Goal: Go through the records below line by line. Count the lines with "marker" and give the count alone.

Data:
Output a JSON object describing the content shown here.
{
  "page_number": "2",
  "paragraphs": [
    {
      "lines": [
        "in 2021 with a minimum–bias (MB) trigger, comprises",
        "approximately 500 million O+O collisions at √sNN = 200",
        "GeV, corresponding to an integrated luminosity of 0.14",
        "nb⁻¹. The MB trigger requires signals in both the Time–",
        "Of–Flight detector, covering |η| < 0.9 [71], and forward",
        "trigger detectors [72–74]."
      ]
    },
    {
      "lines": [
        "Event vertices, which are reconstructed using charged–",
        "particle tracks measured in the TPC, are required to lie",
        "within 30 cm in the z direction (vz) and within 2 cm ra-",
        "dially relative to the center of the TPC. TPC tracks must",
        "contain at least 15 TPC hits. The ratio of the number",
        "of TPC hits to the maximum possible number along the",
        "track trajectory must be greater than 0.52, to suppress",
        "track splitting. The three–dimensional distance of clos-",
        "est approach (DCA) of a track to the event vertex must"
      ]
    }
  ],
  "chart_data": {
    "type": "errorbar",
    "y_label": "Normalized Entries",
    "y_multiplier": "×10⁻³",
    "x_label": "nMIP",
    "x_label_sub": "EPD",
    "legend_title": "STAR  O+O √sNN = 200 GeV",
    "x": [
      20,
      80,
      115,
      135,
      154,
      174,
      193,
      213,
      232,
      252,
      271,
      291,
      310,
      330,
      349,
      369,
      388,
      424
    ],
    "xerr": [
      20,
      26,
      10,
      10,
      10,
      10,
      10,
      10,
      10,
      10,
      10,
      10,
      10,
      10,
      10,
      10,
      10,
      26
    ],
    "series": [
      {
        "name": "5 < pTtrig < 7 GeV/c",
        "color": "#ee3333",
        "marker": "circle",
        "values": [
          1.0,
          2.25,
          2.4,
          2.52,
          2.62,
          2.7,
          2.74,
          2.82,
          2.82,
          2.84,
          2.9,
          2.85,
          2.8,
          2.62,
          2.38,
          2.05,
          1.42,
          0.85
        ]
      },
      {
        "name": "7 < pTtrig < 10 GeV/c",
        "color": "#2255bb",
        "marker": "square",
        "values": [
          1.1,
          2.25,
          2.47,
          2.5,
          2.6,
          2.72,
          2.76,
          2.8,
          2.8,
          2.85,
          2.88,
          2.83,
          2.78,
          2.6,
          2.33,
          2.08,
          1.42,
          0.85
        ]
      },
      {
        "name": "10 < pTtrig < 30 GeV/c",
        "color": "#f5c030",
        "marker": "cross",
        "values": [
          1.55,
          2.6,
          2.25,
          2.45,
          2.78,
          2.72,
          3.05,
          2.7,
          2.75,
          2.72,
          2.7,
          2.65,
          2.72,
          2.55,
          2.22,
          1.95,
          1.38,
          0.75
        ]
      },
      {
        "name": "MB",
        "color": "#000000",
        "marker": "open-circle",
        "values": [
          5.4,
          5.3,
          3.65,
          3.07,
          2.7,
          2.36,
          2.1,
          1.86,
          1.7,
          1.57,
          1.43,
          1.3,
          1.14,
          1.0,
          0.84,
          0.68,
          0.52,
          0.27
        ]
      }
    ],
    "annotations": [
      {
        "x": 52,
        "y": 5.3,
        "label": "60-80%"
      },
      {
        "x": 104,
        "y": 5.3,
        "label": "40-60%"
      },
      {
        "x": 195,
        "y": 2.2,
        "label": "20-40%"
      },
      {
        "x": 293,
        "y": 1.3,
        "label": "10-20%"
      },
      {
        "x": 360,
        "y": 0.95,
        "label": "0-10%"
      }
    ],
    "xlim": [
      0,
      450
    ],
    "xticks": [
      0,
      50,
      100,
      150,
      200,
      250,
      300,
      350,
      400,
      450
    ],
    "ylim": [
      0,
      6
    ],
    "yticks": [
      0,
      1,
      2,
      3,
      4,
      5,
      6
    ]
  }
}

Response to the exercise: 4